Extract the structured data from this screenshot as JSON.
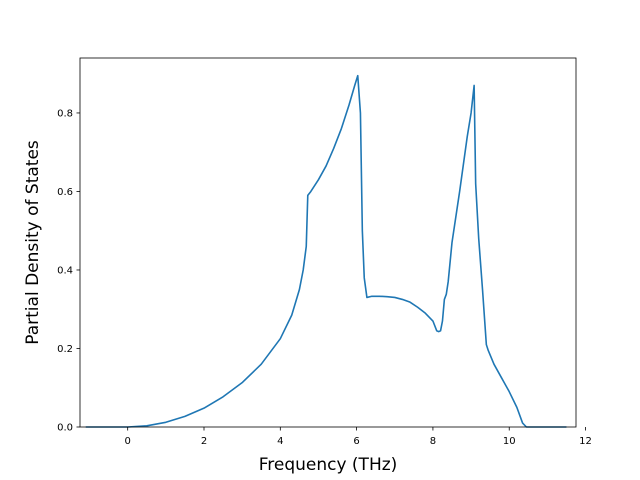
{
  "chart_data": {
    "type": "line",
    "title": "",
    "xlabel": "Frequency (THz)",
    "ylabel": "Partial Density of States",
    "xlim": [
      -1.25,
      11.75
    ],
    "ylim": [
      0,
      0.94
    ],
    "grid": false,
    "x_ticks": [
      0,
      2,
      4,
      6,
      8,
      10,
      12
    ],
    "y_ticks": [
      0.0,
      0.2,
      0.4,
      0.6,
      0.8
    ],
    "x_tick_labels": [
      "0",
      "2",
      "4",
      "6",
      "8",
      "10",
      "12"
    ],
    "y_tick_labels": [
      "0.0",
      "0.2",
      "0.4",
      "0.6",
      "0.8"
    ],
    "series_color": "#1f77b4",
    "series": [
      {
        "x": [
          -1.1,
          0.0,
          0.5,
          1.0,
          1.5,
          2.0,
          2.5,
          3.0,
          3.5,
          4.0,
          4.3,
          4.5,
          4.6,
          4.68,
          4.72,
          4.8,
          5.0,
          5.2,
          5.4,
          5.6,
          5.8,
          5.95,
          6.03,
          6.1,
          6.15,
          6.2,
          6.27,
          6.4,
          6.6,
          6.8,
          7.0,
          7.2,
          7.4,
          7.6,
          7.8,
          8.0,
          8.1,
          8.15,
          8.2,
          8.25,
          8.3,
          8.35,
          8.4,
          8.5,
          8.7,
          8.9,
          9.0,
          9.08,
          9.12,
          9.2,
          9.3,
          9.4,
          9.45,
          9.6,
          9.8,
          10.0,
          10.2,
          10.35,
          10.45,
          10.5,
          11.5
        ],
        "y": [
          0.0,
          0.0,
          0.003,
          0.012,
          0.027,
          0.048,
          0.077,
          0.113,
          0.16,
          0.225,
          0.285,
          0.35,
          0.4,
          0.46,
          0.59,
          0.6,
          0.63,
          0.665,
          0.71,
          0.76,
          0.82,
          0.87,
          0.895,
          0.8,
          0.5,
          0.38,
          0.33,
          0.333,
          0.333,
          0.332,
          0.33,
          0.325,
          0.318,
          0.305,
          0.29,
          0.27,
          0.245,
          0.243,
          0.245,
          0.27,
          0.325,
          0.338,
          0.37,
          0.47,
          0.6,
          0.74,
          0.8,
          0.87,
          0.62,
          0.48,
          0.35,
          0.21,
          0.195,
          0.16,
          0.125,
          0.09,
          0.05,
          0.01,
          0.0,
          0.0,
          0.0
        ]
      }
    ]
  }
}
^^^^^^^^
◆ Brief
Reproduce each line exactly as it appears, omitting the pictures.

◆ Answer to this problem
Extract the structured data from this screenshot as JSON.
{
  "chart_data": {
    "type": "line",
    "title": "",
    "xlabel": "Frequency (THz)",
    "ylabel": "Partial Density of States",
    "xlim": [
      -1.25,
      11.75
    ],
    "ylim": [
      0,
      0.94
    ],
    "grid": false,
    "x_ticks": [
      0,
      2,
      4,
      6,
      8,
      10,
      12
    ],
    "y_ticks": [
      0.0,
      0.2,
      0.4,
      0.6,
      0.8
    ],
    "x_tick_labels": [
      "0",
      "2",
      "4",
      "6",
      "8",
      "10",
      "12"
    ],
    "y_tick_labels": [
      "0.0",
      "0.2",
      "0.4",
      "0.6",
      "0.8"
    ],
    "series_color": "#1f77b4",
    "series": [
      {
        "x": [
          -1.1,
          0.0,
          0.5,
          1.0,
          1.5,
          2.0,
          2.5,
          3.0,
          3.5,
          4.0,
          4.3,
          4.5,
          4.6,
          4.68,
          4.72,
          4.8,
          5.0,
          5.2,
          5.4,
          5.6,
          5.8,
          5.95,
          6.03,
          6.1,
          6.15,
          6.2,
          6.27,
          6.4,
          6.6,
          6.8,
          7.0,
          7.2,
          7.4,
          7.6,
          7.8,
          8.0,
          8.1,
          8.15,
          8.2,
          8.25,
          8.3,
          8.35,
          8.4,
          8.5,
          8.7,
          8.9,
          9.0,
          9.08,
          9.12,
          9.2,
          9.3,
          9.4,
          9.45,
          9.6,
          9.8,
          10.0,
          10.2,
          10.35,
          10.45,
          10.5,
          11.5
        ],
        "y": [
          0.0,
          0.0,
          0.003,
          0.012,
          0.027,
          0.048,
          0.077,
          0.113,
          0.16,
          0.225,
          0.285,
          0.35,
          0.4,
          0.46,
          0.59,
          0.6,
          0.63,
          0.665,
          0.71,
          0.76,
          0.82,
          0.87,
          0.895,
          0.8,
          0.5,
          0.38,
          0.33,
          0.333,
          0.333,
          0.332,
          0.33,
          0.325,
          0.318,
          0.305,
          0.29,
          0.27,
          0.245,
          0.243,
          0.245,
          0.27,
          0.325,
          0.338,
          0.37,
          0.47,
          0.6,
          0.74,
          0.8,
          0.87,
          0.62,
          0.48,
          0.35,
          0.21,
          0.195,
          0.16,
          0.125,
          0.09,
          0.05,
          0.01,
          0.0,
          0.0,
          0.0
        ]
      }
    ]
  }
}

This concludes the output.